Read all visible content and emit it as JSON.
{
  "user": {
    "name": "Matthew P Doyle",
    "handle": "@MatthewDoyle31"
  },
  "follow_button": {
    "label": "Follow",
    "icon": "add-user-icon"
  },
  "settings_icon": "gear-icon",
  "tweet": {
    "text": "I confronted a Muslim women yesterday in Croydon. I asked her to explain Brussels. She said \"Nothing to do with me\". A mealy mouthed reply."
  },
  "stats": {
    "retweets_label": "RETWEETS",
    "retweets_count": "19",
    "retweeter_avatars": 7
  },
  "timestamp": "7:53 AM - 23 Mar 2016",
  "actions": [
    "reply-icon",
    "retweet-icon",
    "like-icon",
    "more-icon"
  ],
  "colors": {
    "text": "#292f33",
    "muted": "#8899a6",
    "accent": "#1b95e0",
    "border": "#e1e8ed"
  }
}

════════════════

WHAT YOU ARE ASKED TO DO:
Extract every line above exactly as it stands.

WORKED ANSWER:
Read all visible content and emit it as JSON.
{
  "user": {
    "name": "Matthew P Doyle",
    "handle": "@MatthewDoyle31"
  },
  "follow_button": {
    "label": "Follow",
    "icon": "add-user-icon"
  },
  "settings_icon": "gear-icon",
  "tweet": {
    "text": "I confronted a Muslim women yesterday in Croydon. I asked her to explain Brussels. She said \"Nothing to do with me\". A mealy mouthed reply."
  },
  "stats": {
    "retweets_label": "RETWEETS",
    "retweets_count": "19",
    "retweeter_avatars": 7
  },
  "timestamp": "7:53 AM - 23 Mar 2016",
  "actions": [
    "reply-icon",
    "retweet-icon",
    "like-icon",
    "more-icon"
  ],
  "colors": {
    "text": "#292f33",
    "muted": "#8899a6",
    "accent": "#1b95e0",
    "border": "#e1e8ed"
  }
}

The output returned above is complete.